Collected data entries
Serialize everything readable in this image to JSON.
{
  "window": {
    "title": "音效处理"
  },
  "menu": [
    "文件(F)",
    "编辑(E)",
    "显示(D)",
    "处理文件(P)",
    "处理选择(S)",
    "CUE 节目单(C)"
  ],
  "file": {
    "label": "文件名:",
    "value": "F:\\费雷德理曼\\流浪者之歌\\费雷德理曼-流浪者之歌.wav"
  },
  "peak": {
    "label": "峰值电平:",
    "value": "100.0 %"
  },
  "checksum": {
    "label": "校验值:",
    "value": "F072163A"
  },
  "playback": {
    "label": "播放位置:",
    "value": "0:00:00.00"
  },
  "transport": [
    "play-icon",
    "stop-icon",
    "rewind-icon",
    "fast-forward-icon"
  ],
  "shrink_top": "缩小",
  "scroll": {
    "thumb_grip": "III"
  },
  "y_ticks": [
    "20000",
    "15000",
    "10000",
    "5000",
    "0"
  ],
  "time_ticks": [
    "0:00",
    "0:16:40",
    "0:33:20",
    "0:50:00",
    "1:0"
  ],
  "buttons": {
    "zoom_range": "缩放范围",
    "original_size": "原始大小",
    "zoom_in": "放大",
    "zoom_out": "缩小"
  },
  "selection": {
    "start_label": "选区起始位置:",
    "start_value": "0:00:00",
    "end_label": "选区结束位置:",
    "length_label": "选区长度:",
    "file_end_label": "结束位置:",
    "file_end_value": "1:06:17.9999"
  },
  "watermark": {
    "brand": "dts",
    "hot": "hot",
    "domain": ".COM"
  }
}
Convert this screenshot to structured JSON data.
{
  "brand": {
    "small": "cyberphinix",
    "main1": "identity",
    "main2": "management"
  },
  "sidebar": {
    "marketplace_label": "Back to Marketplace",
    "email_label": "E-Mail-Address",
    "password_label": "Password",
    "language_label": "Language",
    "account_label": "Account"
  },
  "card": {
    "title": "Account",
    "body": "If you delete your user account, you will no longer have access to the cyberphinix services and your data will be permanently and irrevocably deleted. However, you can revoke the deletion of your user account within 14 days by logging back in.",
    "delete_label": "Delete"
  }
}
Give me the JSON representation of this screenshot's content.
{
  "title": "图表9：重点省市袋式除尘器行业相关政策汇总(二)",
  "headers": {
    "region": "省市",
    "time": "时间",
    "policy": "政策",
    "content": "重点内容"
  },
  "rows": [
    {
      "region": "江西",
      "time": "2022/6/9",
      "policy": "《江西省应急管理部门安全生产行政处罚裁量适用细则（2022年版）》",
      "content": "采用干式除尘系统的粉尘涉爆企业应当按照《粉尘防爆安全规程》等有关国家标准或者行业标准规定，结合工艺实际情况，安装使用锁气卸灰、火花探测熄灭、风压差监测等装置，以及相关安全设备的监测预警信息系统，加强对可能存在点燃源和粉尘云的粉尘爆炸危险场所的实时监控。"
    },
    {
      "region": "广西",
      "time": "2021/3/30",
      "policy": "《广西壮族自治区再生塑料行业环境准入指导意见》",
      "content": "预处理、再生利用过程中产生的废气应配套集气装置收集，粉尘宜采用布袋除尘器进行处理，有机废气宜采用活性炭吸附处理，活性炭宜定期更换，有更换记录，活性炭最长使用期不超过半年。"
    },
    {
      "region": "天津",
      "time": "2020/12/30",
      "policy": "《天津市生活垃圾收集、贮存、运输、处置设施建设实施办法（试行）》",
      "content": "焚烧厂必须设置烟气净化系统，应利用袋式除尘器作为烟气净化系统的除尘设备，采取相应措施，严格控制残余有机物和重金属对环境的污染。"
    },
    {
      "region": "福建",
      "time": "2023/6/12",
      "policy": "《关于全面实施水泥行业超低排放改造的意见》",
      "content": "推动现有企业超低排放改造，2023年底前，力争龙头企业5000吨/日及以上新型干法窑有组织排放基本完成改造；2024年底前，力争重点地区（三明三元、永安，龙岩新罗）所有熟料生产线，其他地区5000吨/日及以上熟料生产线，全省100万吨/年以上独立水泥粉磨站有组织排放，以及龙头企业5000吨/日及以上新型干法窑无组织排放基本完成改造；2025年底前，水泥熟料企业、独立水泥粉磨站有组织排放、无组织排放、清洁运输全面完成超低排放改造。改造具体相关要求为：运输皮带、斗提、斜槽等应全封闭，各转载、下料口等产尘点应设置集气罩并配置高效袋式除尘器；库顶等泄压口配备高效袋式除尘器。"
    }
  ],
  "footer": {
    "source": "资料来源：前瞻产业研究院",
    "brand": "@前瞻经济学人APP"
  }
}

YOUR TASK: Restate the whole of the material exactly.

RESPONSE:
Serialize everything readable in this image to JSON.
{
  "window": {
    "title": "音效处理"
  },
  "menu": [
    "文件(F)",
    "编辑(E)",
    "显示(D)",
    "处理文件(P)",
    "处理选择(S)",
    "CUE 节目单(C)"
  ],
  "file": {
    "label": "文件名:",
    "value": "F:\\费雷德理曼\\流浪者之歌\\费雷德理曼-流浪者之歌.wav"
  },
  "peak": {
    "label": "峰值电平:",
    "value": "100.0 %"
  },
  "checksum": {
    "label": "校验值:",
    "value": "F072163A"
  },
  "playback": {
    "label": "播放位置:",
    "value": "0:00:00.00"
  },
  "transport": [
    "play-icon",
    "stop-icon",
    "rewind-icon",
    "fast-forward-icon"
  ],
  "shrink_top": "缩小",
  "scroll": {
    "thumb_grip": "III"
  },
  "y_ticks": [
    "20000",
    "15000",
    "10000",
    "5000",
    "0"
  ],
  "time_ticks": [
    "0:00",
    "0:16:40",
    "0:33:20",
    "0:50:00",
    "1:0"
  ],
  "buttons": {
    "zoom_range": "缩放范围",
    "original_size": "原始大小",
    "zoom_in": "放大",
    "zoom_out": "缩小"
  },
  "selection": {
    "start_label": "选区起始位置:",
    "start_value": "0:00:00",
    "end_label": "选区结束位置:",
    "length_label": "选区长度:",
    "file_end_label": "结束位置:",
    "file_end_value": "1:06:17.9999"
  },
  "watermark": {
    "brand": "dts",
    "hot": "hot",
    "domain": ".COM"
  }
}
Convert this screenshot to structured JSON data.
{
  "brand": {
    "small": "cyberphinix",
    "main1": "identity",
    "main2": "management"
  },
  "sidebar": {
    "marketplace_label": "Back to Marketplace",
    "email_label": "E-Mail-Address",
    "password_label": "Password",
    "language_label": "Language",
    "account_label": "Account"
  },
  "card": {
    "title": "Account",
    "body": "If you delete your user account, you will no longer have access to the cyberphinix services and your data will be permanently and irrevocably deleted. However, you can revoke the deletion of your user account within 14 days by logging back in.",
    "delete_label": "Delete"
  }
}
Give me the JSON representation of this screenshot's content.
{
  "title": "图表9：重点省市袋式除尘器行业相关政策汇总(二)",
  "headers": {
    "region": "省市",
    "time": "时间",
    "policy": "政策",
    "content": "重点内容"
  },
  "rows": [
    {
      "region": "江西",
      "time": "2022/6/9",
      "policy": "《江西省应急管理部门安全生产行政处罚裁量适用细则（2022年版）》",
      "content": "采用干式除尘系统的粉尘涉爆企业应当按照《粉尘防爆安全规程》等有关国家标准或者行业标准规定，结合工艺实际情况，安装使用锁气卸灰、火花探测熄灭、风压差监测等装置，以及相关安全设备的监测预警信息系统，加强对可能存在点燃源和粉尘云的粉尘爆炸危险场所的实时监控。"
    },
    {
      "region": "广西",
      "time": "2021/3/30",
      "policy": "《广西壮族自治区再生塑料行业环境准入指导意见》",
      "content": "预处理、再生利用过程中产生的废气应配套集气装置收集，粉尘宜采用布袋除尘器进行处理，有机废气宜采用活性炭吸附处理，活性炭宜定期更换，有更换记录，活性炭最长使用期不超过半年。"
    },
    {
      "region": "天津",
      "time": "2020/12/30",
      "policy": "《天津市生活垃圾收集、贮存、运输、处置设施建设实施办法（试行）》",
      "content": "焚烧厂必须设置烟气净化系统，应利用袋式除尘器作为烟气净化系统的除尘设备，采取相应措施，严格控制残余有机物和重金属对环境的污染。"
    },
    {
      "region": "福建",
      "time": "2023/6/12",
      "policy": "《关于全面实施水泥行业超低排放改造的意见》",
      "content": "推动现有企业超低排放改造，2023年底前，力争龙头企业5000吨/日及以上新型干法窑有组织排放基本完成改造；2024年底前，力争重点地区（三明三元、永安，龙岩新罗）所有熟料生产线，其他地区5000吨/日及以上熟料生产线，全省100万吨/年以上独立水泥粉磨站有组织排放，以及龙头企业5000吨/日及以上新型干法窑无组织排放基本完成改造；2025年底前，水泥熟料企业、独立水泥粉磨站有组织排放、无组织排放、清洁运输全面完成超低排放改造。改造具体相关要求为：运输皮带、斗提、斜槽等应全封闭，各转载、下料口等产尘点应设置集气罩并配置高效袋式除尘器；库顶等泄压口配备高效袋式除尘器。"
    }
  ],
  "footer": {
    "source": "资料来源：前瞻产业研究院",
    "brand": "@前瞻经济学人APP"
  }
}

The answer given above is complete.